PROVIDED RECORDS
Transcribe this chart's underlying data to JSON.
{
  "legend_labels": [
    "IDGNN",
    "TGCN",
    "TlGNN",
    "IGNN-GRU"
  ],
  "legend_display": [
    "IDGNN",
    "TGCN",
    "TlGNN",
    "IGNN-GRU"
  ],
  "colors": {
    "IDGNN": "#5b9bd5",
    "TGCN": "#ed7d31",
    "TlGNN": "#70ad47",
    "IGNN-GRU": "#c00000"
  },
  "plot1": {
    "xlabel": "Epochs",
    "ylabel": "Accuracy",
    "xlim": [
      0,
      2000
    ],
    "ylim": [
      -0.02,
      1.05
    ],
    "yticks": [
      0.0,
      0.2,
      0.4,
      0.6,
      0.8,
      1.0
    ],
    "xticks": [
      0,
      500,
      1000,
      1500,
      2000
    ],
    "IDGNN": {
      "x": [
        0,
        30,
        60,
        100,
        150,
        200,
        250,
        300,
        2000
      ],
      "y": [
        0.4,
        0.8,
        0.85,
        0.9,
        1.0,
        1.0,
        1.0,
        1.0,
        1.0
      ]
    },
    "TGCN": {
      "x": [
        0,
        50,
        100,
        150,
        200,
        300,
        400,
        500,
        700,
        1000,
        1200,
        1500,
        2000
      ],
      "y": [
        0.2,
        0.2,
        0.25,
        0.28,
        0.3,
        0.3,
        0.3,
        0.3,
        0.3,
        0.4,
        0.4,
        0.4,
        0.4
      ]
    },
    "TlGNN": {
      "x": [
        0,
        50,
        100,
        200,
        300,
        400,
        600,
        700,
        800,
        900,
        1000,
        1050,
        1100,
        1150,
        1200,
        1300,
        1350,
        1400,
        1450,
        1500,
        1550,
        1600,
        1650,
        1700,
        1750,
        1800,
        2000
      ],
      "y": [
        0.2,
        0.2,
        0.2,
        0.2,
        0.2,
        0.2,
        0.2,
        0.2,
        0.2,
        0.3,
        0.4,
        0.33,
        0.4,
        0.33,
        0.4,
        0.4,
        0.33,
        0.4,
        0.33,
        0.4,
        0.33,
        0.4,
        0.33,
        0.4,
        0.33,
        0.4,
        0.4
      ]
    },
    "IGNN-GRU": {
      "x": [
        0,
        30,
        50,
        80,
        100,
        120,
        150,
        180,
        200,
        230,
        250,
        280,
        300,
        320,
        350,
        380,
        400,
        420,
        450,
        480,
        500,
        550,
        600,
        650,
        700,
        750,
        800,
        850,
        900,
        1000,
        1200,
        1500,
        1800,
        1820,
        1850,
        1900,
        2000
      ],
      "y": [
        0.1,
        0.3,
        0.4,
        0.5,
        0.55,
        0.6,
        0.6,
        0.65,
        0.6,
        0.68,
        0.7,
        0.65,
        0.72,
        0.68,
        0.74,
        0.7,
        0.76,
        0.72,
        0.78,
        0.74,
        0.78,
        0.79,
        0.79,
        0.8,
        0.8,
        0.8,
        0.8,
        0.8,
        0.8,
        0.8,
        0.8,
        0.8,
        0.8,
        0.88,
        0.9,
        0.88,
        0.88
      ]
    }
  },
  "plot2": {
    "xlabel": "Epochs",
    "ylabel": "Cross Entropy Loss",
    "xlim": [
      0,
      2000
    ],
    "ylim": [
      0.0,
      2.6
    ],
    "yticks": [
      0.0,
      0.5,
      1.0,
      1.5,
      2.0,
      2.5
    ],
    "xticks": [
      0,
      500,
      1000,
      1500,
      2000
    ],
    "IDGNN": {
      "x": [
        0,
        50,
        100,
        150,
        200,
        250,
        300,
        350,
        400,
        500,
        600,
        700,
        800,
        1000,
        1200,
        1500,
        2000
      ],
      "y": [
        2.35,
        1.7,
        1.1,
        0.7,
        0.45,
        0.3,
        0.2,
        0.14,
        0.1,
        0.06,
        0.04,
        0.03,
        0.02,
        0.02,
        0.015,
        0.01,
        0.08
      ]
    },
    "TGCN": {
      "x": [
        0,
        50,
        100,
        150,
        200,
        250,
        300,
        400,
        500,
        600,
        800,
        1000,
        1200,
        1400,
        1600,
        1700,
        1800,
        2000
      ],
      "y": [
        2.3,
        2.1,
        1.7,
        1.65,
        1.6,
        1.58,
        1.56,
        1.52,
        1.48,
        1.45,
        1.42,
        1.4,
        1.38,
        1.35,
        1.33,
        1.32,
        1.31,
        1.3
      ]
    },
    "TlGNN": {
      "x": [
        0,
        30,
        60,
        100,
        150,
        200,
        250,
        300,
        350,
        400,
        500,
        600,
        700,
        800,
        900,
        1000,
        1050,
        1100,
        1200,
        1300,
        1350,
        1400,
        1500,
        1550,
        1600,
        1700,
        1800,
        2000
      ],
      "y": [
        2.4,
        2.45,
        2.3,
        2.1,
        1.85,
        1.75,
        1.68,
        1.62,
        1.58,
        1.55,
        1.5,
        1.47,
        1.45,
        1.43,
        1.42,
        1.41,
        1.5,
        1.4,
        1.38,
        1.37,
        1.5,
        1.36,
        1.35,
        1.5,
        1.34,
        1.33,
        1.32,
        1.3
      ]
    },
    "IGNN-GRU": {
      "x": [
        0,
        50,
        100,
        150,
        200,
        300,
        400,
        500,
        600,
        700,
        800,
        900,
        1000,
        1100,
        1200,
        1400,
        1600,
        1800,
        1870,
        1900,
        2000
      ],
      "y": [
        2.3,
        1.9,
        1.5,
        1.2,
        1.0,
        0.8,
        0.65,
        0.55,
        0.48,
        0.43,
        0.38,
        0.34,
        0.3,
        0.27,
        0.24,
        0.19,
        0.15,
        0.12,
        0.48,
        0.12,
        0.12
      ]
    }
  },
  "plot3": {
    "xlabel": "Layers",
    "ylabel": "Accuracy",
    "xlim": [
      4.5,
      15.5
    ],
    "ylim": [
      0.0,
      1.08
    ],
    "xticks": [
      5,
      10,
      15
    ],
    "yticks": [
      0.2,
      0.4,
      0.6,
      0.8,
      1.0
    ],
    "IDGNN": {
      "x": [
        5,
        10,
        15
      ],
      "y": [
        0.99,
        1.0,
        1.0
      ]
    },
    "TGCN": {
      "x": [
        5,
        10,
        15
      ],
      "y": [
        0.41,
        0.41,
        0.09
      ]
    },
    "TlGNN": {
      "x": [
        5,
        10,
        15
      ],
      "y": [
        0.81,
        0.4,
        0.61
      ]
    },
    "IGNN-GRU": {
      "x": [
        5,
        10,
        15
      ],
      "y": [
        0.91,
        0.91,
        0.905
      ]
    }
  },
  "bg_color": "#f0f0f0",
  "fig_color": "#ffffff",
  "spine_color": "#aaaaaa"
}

GIVEN INSTRUCTION
Make an exact copy of the data above.

WRITTEN ANSWER
Transcribe this chart's underlying data to JSON.
{
  "legend_labels": [
    "IDGNN",
    "TGCN",
    "TlGNN",
    "IGNN-GRU"
  ],
  "legend_display": [
    "IDGNN",
    "TGCN",
    "TlGNN",
    "IGNN-GRU"
  ],
  "colors": {
    "IDGNN": "#5b9bd5",
    "TGCN": "#ed7d31",
    "TlGNN": "#70ad47",
    "IGNN-GRU": "#c00000"
  },
  "plot1": {
    "xlabel": "Epochs",
    "ylabel": "Accuracy",
    "xlim": [
      0,
      2000
    ],
    "ylim": [
      -0.02,
      1.05
    ],
    "yticks": [
      0.0,
      0.2,
      0.4,
      0.6,
      0.8,
      1.0
    ],
    "xticks": [
      0,
      500,
      1000,
      1500,
      2000
    ],
    "IDGNN": {
      "x": [
        0,
        30,
        60,
        100,
        150,
        200,
        250,
        300,
        2000
      ],
      "y": [
        0.4,
        0.8,
        0.85,
        0.9,
        1.0,
        1.0,
        1.0,
        1.0,
        1.0
      ]
    },
    "TGCN": {
      "x": [
        0,
        50,
        100,
        150,
        200,
        300,
        400,
        500,
        700,
        1000,
        1200,
        1500,
        2000
      ],
      "y": [
        0.2,
        0.2,
        0.25,
        0.28,
        0.3,
        0.3,
        0.3,
        0.3,
        0.3,
        0.4,
        0.4,
        0.4,
        0.4
      ]
    },
    "TlGNN": {
      "x": [
        0,
        50,
        100,
        200,
        300,
        400,
        600,
        700,
        800,
        900,
        1000,
        1050,
        1100,
        1150,
        1200,
        1300,
        1350,
        1400,
        1450,
        1500,
        1550,
        1600,
        1650,
        1700,
        1750,
        1800,
        2000
      ],
      "y": [
        0.2,
        0.2,
        0.2,
        0.2,
        0.2,
        0.2,
        0.2,
        0.2,
        0.2,
        0.3,
        0.4,
        0.33,
        0.4,
        0.33,
        0.4,
        0.4,
        0.33,
        0.4,
        0.33,
        0.4,
        0.33,
        0.4,
        0.33,
        0.4,
        0.33,
        0.4,
        0.4
      ]
    },
    "IGNN-GRU": {
      "x": [
        0,
        30,
        50,
        80,
        100,
        120,
        150,
        180,
        200,
        230,
        250,
        280,
        300,
        320,
        350,
        380,
        400,
        420,
        450,
        480,
        500,
        550,
        600,
        650,
        700,
        750,
        800,
        850,
        900,
        1000,
        1200,
        1500,
        1800,
        1820,
        1850,
        1900,
        2000
      ],
      "y": [
        0.1,
        0.3,
        0.4,
        0.5,
        0.55,
        0.6,
        0.6,
        0.65,
        0.6,
        0.68,
        0.7,
        0.65,
        0.72,
        0.68,
        0.74,
        0.7,
        0.76,
        0.72,
        0.78,
        0.74,
        0.78,
        0.79,
        0.79,
        0.8,
        0.8,
        0.8,
        0.8,
        0.8,
        0.8,
        0.8,
        0.8,
        0.8,
        0.8,
        0.88,
        0.9,
        0.88,
        0.88
      ]
    }
  },
  "plot2": {
    "xlabel": "Epochs",
    "ylabel": "Cross Entropy Loss",
    "xlim": [
      0,
      2000
    ],
    "ylim": [
      0.0,
      2.6
    ],
    "yticks": [
      0.0,
      0.5,
      1.0,
      1.5,
      2.0,
      2.5
    ],
    "xticks": [
      0,
      500,
      1000,
      1500,
      2000
    ],
    "IDGNN": {
      "x": [
        0,
        50,
        100,
        150,
        200,
        250,
        300,
        350,
        400,
        500,
        600,
        700,
        800,
        1000,
        1200,
        1500,
        2000
      ],
      "y": [
        2.35,
        1.7,
        1.1,
        0.7,
        0.45,
        0.3,
        0.2,
        0.14,
        0.1,
        0.06,
        0.04,
        0.03,
        0.02,
        0.02,
        0.015,
        0.01,
        0.08
      ]
    },
    "TGCN": {
      "x": [
        0,
        50,
        100,
        150,
        200,
        250,
        300,
        400,
        500,
        600,
        800,
        1000,
        1200,
        1400,
        1600,
        1700,
        1800,
        2000
      ],
      "y": [
        2.3,
        2.1,
        1.7,
        1.65,
        1.6,
        1.58,
        1.56,
        1.52,
        1.48,
        1.45,
        1.42,
        1.4,
        1.38,
        1.35,
        1.33,
        1.32,
        1.31,
        1.3
      ]
    },
    "TlGNN": {
      "x": [
        0,
        30,
        60,
        100,
        150,
        200,
        250,
        300,
        350,
        400,
        500,
        600,
        700,
        800,
        900,
        1000,
        1050,
        1100,
        1200,
        1300,
        1350,
        1400,
        1500,
        1550,
        1600,
        1700,
        1800,
        2000
      ],
      "y": [
        2.4,
        2.45,
        2.3,
        2.1,
        1.85,
        1.75,
        1.68,
        1.62,
        1.58,
        1.55,
        1.5,
        1.47,
        1.45,
        1.43,
        1.42,
        1.41,
        1.5,
        1.4,
        1.38,
        1.37,
        1.5,
        1.36,
        1.35,
        1.5,
        1.34,
        1.33,
        1.32,
        1.3
      ]
    },
    "IGNN-GRU": {
      "x": [
        0,
        50,
        100,
        150,
        200,
        300,
        400,
        500,
        600,
        700,
        800,
        900,
        1000,
        1100,
        1200,
        1400,
        1600,
        1800,
        1870,
        1900,
        2000
      ],
      "y": [
        2.3,
        1.9,
        1.5,
        1.2,
        1.0,
        0.8,
        0.65,
        0.55,
        0.48,
        0.43,
        0.38,
        0.34,
        0.3,
        0.27,
        0.24,
        0.19,
        0.15,
        0.12,
        0.48,
        0.12,
        0.12
      ]
    }
  },
  "plot3": {
    "xlabel": "Layers",
    "ylabel": "Accuracy",
    "xlim": [
      4.5,
      15.5
    ],
    "ylim": [
      0.0,
      1.08
    ],
    "xticks": [
      5,
      10,
      15
    ],
    "yticks": [
      0.2,
      0.4,
      0.6,
      0.8,
      1.0
    ],
    "IDGNN": {
      "x": [
        5,
        10,
        15
      ],
      "y": [
        0.99,
        1.0,
        1.0
      ]
    },
    "TGCN": {
      "x": [
        5,
        10,
        15
      ],
      "y": [
        0.41,
        0.41,
        0.09
      ]
    },
    "TlGNN": {
      "x": [
        5,
        10,
        15
      ],
      "y": [
        0.81,
        0.4,
        0.61
      ]
    },
    "IGNN-GRU": {
      "x": [
        5,
        10,
        15
      ],
      "y": [
        0.91,
        0.91,
        0.905
      ]
    }
  },
  "bg_color": "#f0f0f0",
  "fig_color": "#ffffff",
  "spine_color": "#aaaaaa"
}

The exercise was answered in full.